▼
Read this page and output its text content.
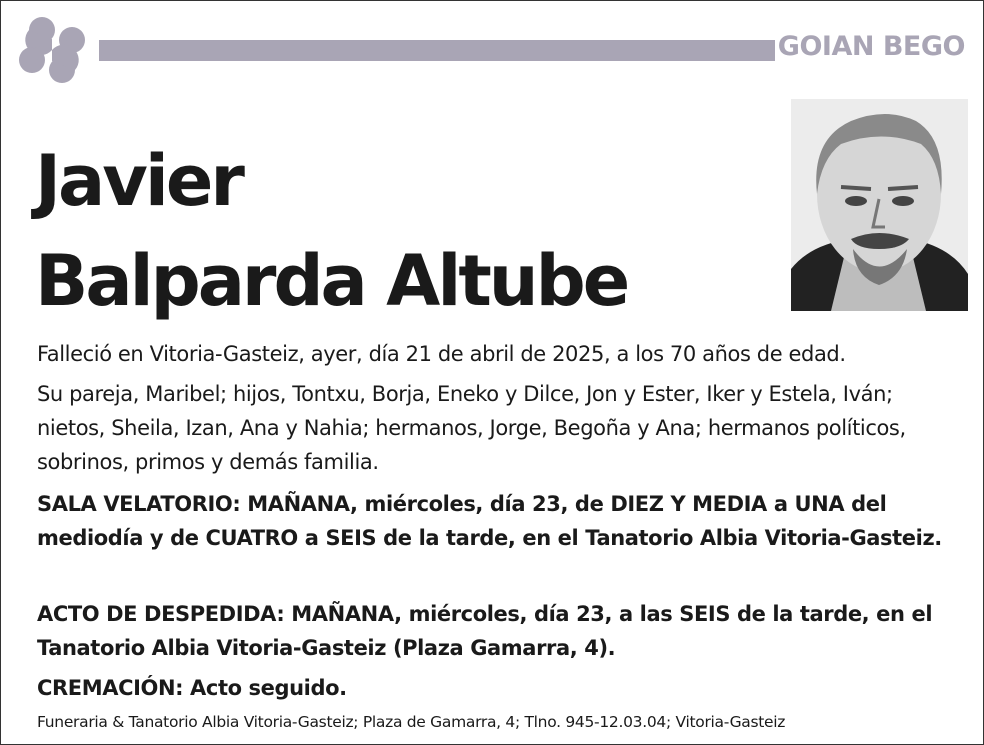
GOIAN BEGO
Javier
Balparda Altube
Falleció en Vitoria-Gasteiz, ayer, día 21 de abril de 2025, a los 70 años de edad.
Su pareja, Maribel; hijos, Tontxu, Borja, Eneko y Dilce, Jon y Ester, Iker y Estela, Iván; nietos, Sheila, Izan, Ana y Nahia; hermanos, Jorge, Begoña y Ana; hermanos políticos, sobrinos, primos y demás familia.
SALA VELATORIO: MAÑANA, miércoles, día 23, de DIEZ Y MEDIA a UNA del mediodía y de CUATRO a SEIS de la tarde, en el Tanatorio Albia Vitoria-Gasteiz.
ACTO DE DESPEDIDA: MAÑANA, miércoles, día 23, a las SEIS de la tarde, en el Tanatorio Albia Vitoria-Gasteiz (Plaza Gamarra, 4).
CREMACIÓN: Acto seguido.
Funeraria & Tanatorio Albia Vitoria-Gasteiz; Plaza de Gamarra, 4; Tlno. 945-12.03.04; Vitoria-Gasteiz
▲
> **Problem to solve**:
All of the material above should be reproduced exactly, except the pictures.

> **Exercise output**:
Read this page and output its text content.
GOIAN BEGO
Javier
Balparda Altube
Falleció en Vitoria-Gasteiz, ayer, día 21 de abril de 2025, a los 70 años de edad.
Su pareja, Maribel; hijos, Tontxu, Borja, Eneko y Dilce, Jon y Ester, Iker y Estela, Iván; nietos, Sheila, Izan, Ana y Nahia; hermanos, Jorge, Begoña y Ana; hermanos políticos, sobrinos, primos y demás familia.
SALA VELATORIO: MAÑANA, miércoles, día 23, de DIEZ Y MEDIA a UNA del mediodía y de CUATRO a SEIS de la tarde, en el Tanatorio Albia Vitoria-Gasteiz.
ACTO DE DESPEDIDA: MAÑANA, miércoles, día 23, a las SEIS de la tarde, en el Tanatorio Albia Vitoria-Gasteiz (Plaza Gamarra, 4).
CREMACIÓN: Acto seguido.
Funeraria & Tanatorio Albia Vitoria-Gasteiz; Plaza de Gamarra, 4; Tlno. 945-12.03.04; Vitoria-Gasteiz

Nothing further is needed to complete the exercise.